Each line below is to be written out in full, exactly as shown.
[DATASET start]
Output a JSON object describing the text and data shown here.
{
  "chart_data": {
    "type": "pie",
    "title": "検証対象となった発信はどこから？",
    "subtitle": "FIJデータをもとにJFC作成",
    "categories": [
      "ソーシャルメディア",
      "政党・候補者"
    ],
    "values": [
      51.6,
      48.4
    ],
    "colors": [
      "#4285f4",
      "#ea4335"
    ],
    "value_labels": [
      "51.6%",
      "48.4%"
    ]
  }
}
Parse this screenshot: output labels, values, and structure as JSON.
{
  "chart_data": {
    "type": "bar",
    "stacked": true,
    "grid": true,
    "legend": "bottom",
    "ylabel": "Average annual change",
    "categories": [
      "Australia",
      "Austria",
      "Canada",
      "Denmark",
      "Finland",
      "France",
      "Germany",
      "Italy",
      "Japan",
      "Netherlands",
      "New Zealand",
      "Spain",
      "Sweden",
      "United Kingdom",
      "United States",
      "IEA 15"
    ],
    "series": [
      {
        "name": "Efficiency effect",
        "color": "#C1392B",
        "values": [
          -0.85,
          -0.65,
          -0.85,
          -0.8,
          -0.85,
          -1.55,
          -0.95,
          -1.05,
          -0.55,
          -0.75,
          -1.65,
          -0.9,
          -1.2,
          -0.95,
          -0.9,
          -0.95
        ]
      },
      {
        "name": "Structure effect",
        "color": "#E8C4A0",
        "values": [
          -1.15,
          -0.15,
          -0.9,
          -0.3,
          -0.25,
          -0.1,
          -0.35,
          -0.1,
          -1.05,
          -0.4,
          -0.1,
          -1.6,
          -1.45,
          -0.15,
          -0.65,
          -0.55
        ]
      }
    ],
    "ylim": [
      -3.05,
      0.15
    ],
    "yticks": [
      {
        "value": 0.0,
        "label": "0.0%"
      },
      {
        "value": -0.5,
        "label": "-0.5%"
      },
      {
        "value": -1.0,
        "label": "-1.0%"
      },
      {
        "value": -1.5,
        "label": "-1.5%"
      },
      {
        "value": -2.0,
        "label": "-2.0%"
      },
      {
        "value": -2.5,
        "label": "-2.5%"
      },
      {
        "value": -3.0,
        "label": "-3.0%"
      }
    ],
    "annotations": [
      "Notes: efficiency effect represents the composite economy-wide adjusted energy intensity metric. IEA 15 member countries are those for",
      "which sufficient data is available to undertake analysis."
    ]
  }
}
[DATASET end]
**SOLVED EXERCISE**
Output a JSON object describing the text and data shown here.
{
  "chart_data": {
    "type": "pie",
    "title": "検証対象となった発信はどこから？",
    "subtitle": "FIJデータをもとにJFC作成",
    "categories": [
      "ソーシャルメディア",
      "政党・候補者"
    ],
    "values": [
      51.6,
      48.4
    ],
    "colors": [
      "#4285f4",
      "#ea4335"
    ],
    "value_labels": [
      "51.6%",
      "48.4%"
    ]
  }
}
Parse this screenshot: output labels, values, and structure as JSON.
{
  "chart_data": {
    "type": "bar",
    "stacked": true,
    "grid": true,
    "legend": "bottom",
    "ylabel": "Average annual change",
    "categories": [
      "Australia",
      "Austria",
      "Canada",
      "Denmark",
      "Finland",
      "France",
      "Germany",
      "Italy",
      "Japan",
      "Netherlands",
      "New Zealand",
      "Spain",
      "Sweden",
      "United Kingdom",
      "United States",
      "IEA 15"
    ],
    "series": [
      {
        "name": "Efficiency effect",
        "color": "#C1392B",
        "values": [
          -0.85,
          -0.65,
          -0.85,
          -0.8,
          -0.85,
          -1.55,
          -0.95,
          -1.05,
          -0.55,
          -0.75,
          -1.65,
          -0.9,
          -1.2,
          -0.95,
          -0.9,
          -0.95
        ]
      },
      {
        "name": "Structure effect",
        "color": "#E8C4A0",
        "values": [
          -1.15,
          -0.15,
          -0.9,
          -0.3,
          -0.25,
          -0.1,
          -0.35,
          -0.1,
          -1.05,
          -0.4,
          -0.1,
          -1.6,
          -1.45,
          -0.15,
          -0.65,
          -0.55
        ]
      }
    ],
    "ylim": [
      -3.05,
      0.15
    ],
    "yticks": [
      {
        "value": 0.0,
        "label": "0.0%"
      },
      {
        "value": -0.5,
        "label": "-0.5%"
      },
      {
        "value": -1.0,
        "label": "-1.0%"
      },
      {
        "value": -1.5,
        "label": "-1.5%"
      },
      {
        "value": -2.0,
        "label": "-2.0%"
      },
      {
        "value": -2.5,
        "label": "-2.5%"
      },
      {
        "value": -3.0,
        "label": "-3.0%"
      }
    ],
    "annotations": [
      "Notes: efficiency effect represents the composite economy-wide adjusted energy intensity metric. IEA 15 member countries are those for",
      "which sufficient data is available to undertake analysis."
    ]
  }
}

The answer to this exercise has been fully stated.